Goal of the exercise |
Please write out each entry exactly as it appears.
* * *
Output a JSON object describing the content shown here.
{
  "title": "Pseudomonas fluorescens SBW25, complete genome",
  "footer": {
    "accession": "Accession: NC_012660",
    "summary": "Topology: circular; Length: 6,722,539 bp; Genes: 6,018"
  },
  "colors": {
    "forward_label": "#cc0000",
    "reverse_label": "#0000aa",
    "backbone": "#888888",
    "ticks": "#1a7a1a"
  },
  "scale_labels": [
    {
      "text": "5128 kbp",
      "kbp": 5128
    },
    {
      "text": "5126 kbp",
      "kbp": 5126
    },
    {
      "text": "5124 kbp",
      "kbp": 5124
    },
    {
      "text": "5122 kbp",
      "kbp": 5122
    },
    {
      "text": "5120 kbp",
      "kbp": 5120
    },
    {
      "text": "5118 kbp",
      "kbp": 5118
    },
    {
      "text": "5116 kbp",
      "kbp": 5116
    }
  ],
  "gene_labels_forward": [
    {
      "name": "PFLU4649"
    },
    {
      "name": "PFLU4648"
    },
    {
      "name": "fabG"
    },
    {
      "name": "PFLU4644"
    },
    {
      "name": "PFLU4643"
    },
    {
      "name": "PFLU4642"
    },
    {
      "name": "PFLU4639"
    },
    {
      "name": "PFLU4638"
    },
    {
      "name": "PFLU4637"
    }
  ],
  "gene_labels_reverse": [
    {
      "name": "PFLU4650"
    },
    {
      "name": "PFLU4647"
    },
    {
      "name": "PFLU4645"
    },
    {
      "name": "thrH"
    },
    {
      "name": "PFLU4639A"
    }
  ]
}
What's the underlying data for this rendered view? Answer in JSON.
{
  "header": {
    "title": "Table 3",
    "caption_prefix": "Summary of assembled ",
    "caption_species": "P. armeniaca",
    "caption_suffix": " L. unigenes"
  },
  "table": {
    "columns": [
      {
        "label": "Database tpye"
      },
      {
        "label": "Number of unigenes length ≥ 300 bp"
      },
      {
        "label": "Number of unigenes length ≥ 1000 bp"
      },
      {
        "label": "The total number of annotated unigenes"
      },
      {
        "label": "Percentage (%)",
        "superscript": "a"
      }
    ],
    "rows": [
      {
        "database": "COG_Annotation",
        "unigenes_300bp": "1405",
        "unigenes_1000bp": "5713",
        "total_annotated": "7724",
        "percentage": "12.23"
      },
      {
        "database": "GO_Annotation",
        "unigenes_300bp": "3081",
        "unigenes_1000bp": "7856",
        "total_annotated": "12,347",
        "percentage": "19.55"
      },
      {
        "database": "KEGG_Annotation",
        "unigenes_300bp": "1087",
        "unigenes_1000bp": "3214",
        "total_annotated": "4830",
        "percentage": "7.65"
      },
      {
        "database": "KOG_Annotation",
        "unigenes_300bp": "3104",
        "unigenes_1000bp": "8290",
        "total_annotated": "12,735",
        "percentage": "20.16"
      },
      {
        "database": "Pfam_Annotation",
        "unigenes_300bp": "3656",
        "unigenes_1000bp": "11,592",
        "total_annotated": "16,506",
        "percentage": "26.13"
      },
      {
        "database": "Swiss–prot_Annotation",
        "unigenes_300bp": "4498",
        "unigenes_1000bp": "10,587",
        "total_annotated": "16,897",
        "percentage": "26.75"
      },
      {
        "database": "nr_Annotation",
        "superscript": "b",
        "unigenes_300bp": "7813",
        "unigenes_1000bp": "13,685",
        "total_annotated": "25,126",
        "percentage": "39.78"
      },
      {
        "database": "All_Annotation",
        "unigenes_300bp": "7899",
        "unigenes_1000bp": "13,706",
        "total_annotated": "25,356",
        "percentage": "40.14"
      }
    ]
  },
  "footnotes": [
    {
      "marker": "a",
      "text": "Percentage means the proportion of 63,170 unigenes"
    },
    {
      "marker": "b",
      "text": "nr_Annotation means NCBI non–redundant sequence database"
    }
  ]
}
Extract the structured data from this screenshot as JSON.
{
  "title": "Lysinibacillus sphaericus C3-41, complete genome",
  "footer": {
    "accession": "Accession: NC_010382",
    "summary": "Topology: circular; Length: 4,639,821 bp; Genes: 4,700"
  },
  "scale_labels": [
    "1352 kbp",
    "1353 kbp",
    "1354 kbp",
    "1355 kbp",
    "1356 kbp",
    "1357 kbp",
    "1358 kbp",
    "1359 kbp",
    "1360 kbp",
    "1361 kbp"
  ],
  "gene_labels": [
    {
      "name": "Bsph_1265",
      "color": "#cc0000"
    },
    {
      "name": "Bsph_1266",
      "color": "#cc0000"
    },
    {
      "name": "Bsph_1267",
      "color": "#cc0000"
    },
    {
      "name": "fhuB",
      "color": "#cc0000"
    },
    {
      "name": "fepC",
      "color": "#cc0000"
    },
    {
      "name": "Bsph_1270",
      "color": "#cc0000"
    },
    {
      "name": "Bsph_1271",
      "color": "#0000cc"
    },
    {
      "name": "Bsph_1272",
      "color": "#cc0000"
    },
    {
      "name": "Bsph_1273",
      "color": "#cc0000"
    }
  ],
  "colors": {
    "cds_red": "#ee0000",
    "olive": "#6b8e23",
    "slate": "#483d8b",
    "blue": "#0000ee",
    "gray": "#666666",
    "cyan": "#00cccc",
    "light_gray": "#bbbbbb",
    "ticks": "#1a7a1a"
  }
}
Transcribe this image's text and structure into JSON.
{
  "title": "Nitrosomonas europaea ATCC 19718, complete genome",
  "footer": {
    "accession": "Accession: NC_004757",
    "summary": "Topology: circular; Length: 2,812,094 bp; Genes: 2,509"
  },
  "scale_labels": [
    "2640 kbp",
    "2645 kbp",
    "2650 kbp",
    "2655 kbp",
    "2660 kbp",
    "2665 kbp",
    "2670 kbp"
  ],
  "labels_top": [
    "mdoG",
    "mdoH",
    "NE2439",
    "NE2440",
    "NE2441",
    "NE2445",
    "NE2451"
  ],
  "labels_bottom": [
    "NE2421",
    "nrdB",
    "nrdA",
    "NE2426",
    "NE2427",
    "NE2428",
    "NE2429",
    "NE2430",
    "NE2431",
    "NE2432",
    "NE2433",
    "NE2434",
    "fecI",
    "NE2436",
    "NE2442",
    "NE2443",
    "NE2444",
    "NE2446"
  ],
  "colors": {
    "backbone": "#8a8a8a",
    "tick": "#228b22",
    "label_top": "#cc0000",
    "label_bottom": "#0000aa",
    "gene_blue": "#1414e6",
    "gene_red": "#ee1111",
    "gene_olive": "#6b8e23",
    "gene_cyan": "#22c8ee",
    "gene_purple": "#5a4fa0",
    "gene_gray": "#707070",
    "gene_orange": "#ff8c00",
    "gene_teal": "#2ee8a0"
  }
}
* * *
Answer for the task |
Output a JSON object describing the content shown here.
{
  "title": "Pseudomonas fluorescens SBW25, complete genome",
  "footer": {
    "accession": "Accession: NC_012660",
    "summary": "Topology: circular; Length: 6,722,539 bp; Genes: 6,018"
  },
  "colors": {
    "forward_label": "#cc0000",
    "reverse_label": "#0000aa",
    "backbone": "#888888",
    "ticks": "#1a7a1a"
  },
  "scale_labels": [
    {
      "text": "5128 kbp",
      "kbp": 5128
    },
    {
      "text": "5126 kbp",
      "kbp": 5126
    },
    {
      "text": "5124 kbp",
      "kbp": 5124
    },
    {
      "text": "5122 kbp",
      "kbp": 5122
    },
    {
      "text": "5120 kbp",
      "kbp": 5120
    },
    {
      "text": "5118 kbp",
      "kbp": 5118
    },
    {
      "text": "5116 kbp",
      "kbp": 5116
    }
  ],
  "gene_labels_forward": [
    {
      "name": "PFLU4649"
    },
    {
      "name": "PFLU4648"
    },
    {
      "name": "fabG"
    },
    {
      "name": "PFLU4644"
    },
    {
      "name": "PFLU4643"
    },
    {
      "name": "PFLU4642"
    },
    {
      "name": "PFLU4639"
    },
    {
      "name": "PFLU4638"
    },
    {
      "name": "PFLU4637"
    }
  ],
  "gene_labels_reverse": [
    {
      "name": "PFLU4650"
    },
    {
      "name": "PFLU4647"
    },
    {
      "name": "PFLU4645"
    },
    {
      "name": "thrH"
    },
    {
      "name": "PFLU4639A"
    }
  ]
}
What's the underlying data for this rendered view? Answer in JSON.
{
  "header": {
    "title": "Table 3",
    "caption_prefix": "Summary of assembled ",
    "caption_species": "P. armeniaca",
    "caption_suffix": " L. unigenes"
  },
  "table": {
    "columns": [
      {
        "label": "Database tpye"
      },
      {
        "label": "Number of unigenes length ≥ 300 bp"
      },
      {
        "label": "Number of unigenes length ≥ 1000 bp"
      },
      {
        "label": "The total number of annotated unigenes"
      },
      {
        "label": "Percentage (%)",
        "superscript": "a"
      }
    ],
    "rows": [
      {
        "database": "COG_Annotation",
        "unigenes_300bp": "1405",
        "unigenes_1000bp": "5713",
        "total_annotated": "7724",
        "percentage": "12.23"
      },
      {
        "database": "GO_Annotation",
        "unigenes_300bp": "3081",
        "unigenes_1000bp": "7856",
        "total_annotated": "12,347",
        "percentage": "19.55"
      },
      {
        "database": "KEGG_Annotation",
        "unigenes_300bp": "1087",
        "unigenes_1000bp": "3214",
        "total_annotated": "4830",
        "percentage": "7.65"
      },
      {
        "database": "KOG_Annotation",
        "unigenes_300bp": "3104",
        "unigenes_1000bp": "8290",
        "total_annotated": "12,735",
        "percentage": "20.16"
      },
      {
        "database": "Pfam_Annotation",
        "unigenes_300bp": "3656",
        "unigenes_1000bp": "11,592",
        "total_annotated": "16,506",
        "percentage": "26.13"
      },
      {
        "database": "Swiss–prot_Annotation",
        "unigenes_300bp": "4498",
        "unigenes_1000bp": "10,587",
        "total_annotated": "16,897",
        "percentage": "26.75"
      },
      {
        "database": "nr_Annotation",
        "superscript": "b",
        "unigenes_300bp": "7813",
        "unigenes_1000bp": "13,685",
        "total_annotated": "25,126",
        "percentage": "39.78"
      },
      {
        "database": "All_Annotation",
        "unigenes_300bp": "7899",
        "unigenes_1000bp": "13,706",
        "total_annotated": "25,356",
        "percentage": "40.14"
      }
    ]
  },
  "footnotes": [
    {
      "marker": "a",
      "text": "Percentage means the proportion of 63,170 unigenes"
    },
    {
      "marker": "b",
      "text": "nr_Annotation means NCBI non–redundant sequence database"
    }
  ]
}
Extract the structured data from this screenshot as JSON.
{
  "title": "Lysinibacillus sphaericus C3-41, complete genome",
  "footer": {
    "accession": "Accession: NC_010382",
    "summary": "Topology: circular; Length: 4,639,821 bp; Genes: 4,700"
  },
  "scale_labels": [
    "1352 kbp",
    "1353 kbp",
    "1354 kbp",
    "1355 kbp",
    "1356 kbp",
    "1357 kbp",
    "1358 kbp",
    "1359 kbp",
    "1360 kbp",
    "1361 kbp"
  ],
  "gene_labels": [
    {
      "name": "Bsph_1265",
      "color": "#cc0000"
    },
    {
      "name": "Bsph_1266",
      "color": "#cc0000"
    },
    {
      "name": "Bsph_1267",
      "color": "#cc0000"
    },
    {
      "name": "fhuB",
      "color": "#cc0000"
    },
    {
      "name": "fepC",
      "color": "#cc0000"
    },
    {
      "name": "Bsph_1270",
      "color": "#cc0000"
    },
    {
      "name": "Bsph_1271",
      "color": "#0000cc"
    },
    {
      "name": "Bsph_1272",
      "color": "#cc0000"
    },
    {
      "name": "Bsph_1273",
      "color": "#cc0000"
    }
  ],
  "colors": {
    "cds_red": "#ee0000",
    "olive": "#6b8e23",
    "slate": "#483d8b",
    "blue": "#0000ee",
    "gray": "#666666",
    "cyan": "#00cccc",
    "light_gray": "#bbbbbb",
    "ticks": "#1a7a1a"
  }
}
Transcribe this image's text and structure into JSON.
{
  "title": "Nitrosomonas europaea ATCC 19718, complete genome",
  "footer": {
    "accession": "Accession: NC_004757",
    "summary": "Topology: circular; Length: 2,812,094 bp; Genes: 2,509"
  },
  "scale_labels": [
    "2640 kbp",
    "2645 kbp",
    "2650 kbp",
    "2655 kbp",
    "2660 kbp",
    "2665 kbp",
    "2670 kbp"
  ],
  "labels_top": [
    "mdoG",
    "mdoH",
    "NE2439",
    "NE2440",
    "NE2441",
    "NE2445",
    "NE2451"
  ],
  "labels_bottom": [
    "NE2421",
    "nrdB",
    "nrdA",
    "NE2426",
    "NE2427",
    "NE2428",
    "NE2429",
    "NE2430",
    "NE2431",
    "NE2432",
    "NE2433",
    "NE2434",
    "fecI",
    "NE2436",
    "NE2442",
    "NE2443",
    "NE2444",
    "NE2446"
  ],
  "colors": {
    "backbone": "#8a8a8a",
    "tick": "#228b22",
    "label_top": "#cc0000",
    "label_bottom": "#0000aa",
    "gene_blue": "#1414e6",
    "gene_red": "#ee1111",
    "gene_olive": "#6b8e23",
    "gene_cyan": "#22c8ee",
    "gene_purple": "#5a4fa0",
    "gene_gray": "#707070",
    "gene_orange": "#ff8c00",
    "gene_teal": "#2ee8a0"
  }
}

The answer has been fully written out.